- _Required work_
Tally how many lines of these entries hold the string "JSON". Return the number alone.

─── Records shown ───

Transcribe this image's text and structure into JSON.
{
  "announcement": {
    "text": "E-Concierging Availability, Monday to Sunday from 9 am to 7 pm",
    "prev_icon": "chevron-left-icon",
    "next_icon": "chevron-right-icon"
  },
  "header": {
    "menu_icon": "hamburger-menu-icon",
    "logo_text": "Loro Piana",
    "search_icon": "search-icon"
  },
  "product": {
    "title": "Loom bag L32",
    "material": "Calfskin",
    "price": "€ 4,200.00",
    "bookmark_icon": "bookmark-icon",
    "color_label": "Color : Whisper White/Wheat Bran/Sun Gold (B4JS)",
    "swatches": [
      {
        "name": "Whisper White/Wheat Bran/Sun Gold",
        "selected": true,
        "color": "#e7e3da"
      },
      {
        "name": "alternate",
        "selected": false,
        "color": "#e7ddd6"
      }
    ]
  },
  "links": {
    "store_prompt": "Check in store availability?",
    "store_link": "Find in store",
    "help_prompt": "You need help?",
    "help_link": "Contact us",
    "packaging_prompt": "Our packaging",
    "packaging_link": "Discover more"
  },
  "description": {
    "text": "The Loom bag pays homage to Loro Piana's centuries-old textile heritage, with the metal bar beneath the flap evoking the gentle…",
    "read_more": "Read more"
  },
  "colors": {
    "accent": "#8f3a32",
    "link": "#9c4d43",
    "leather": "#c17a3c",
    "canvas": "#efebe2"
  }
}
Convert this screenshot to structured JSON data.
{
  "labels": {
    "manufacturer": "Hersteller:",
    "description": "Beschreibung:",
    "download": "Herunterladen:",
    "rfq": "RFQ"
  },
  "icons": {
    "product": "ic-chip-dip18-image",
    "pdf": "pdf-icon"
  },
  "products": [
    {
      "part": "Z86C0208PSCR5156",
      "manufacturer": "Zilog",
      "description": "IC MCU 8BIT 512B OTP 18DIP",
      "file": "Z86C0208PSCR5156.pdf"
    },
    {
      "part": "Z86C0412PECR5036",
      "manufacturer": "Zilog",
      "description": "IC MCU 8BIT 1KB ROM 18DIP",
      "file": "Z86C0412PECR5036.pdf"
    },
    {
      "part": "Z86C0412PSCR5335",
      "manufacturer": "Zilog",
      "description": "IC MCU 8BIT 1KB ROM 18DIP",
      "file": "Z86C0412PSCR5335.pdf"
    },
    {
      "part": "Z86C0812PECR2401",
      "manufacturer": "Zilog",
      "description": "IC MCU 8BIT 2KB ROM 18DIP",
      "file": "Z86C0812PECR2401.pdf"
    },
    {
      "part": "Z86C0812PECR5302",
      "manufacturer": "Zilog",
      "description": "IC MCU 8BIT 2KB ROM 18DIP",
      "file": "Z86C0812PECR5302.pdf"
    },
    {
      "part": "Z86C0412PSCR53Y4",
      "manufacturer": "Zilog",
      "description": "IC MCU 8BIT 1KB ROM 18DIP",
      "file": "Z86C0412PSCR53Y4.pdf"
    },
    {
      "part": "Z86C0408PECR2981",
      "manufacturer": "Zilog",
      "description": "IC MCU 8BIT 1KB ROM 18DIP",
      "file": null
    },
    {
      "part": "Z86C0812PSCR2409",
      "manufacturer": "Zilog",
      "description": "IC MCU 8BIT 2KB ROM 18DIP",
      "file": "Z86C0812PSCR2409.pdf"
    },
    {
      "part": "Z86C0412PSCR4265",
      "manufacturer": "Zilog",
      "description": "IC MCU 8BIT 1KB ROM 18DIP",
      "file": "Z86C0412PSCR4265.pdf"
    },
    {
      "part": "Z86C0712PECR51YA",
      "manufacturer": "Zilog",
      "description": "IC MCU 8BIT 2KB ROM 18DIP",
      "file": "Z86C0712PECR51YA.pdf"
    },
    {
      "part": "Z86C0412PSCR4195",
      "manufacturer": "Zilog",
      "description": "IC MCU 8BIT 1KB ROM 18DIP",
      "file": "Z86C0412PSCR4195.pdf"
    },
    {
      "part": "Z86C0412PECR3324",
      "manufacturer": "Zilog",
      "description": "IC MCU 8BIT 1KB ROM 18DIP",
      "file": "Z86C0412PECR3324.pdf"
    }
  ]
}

───

- _Solution to this problem_
2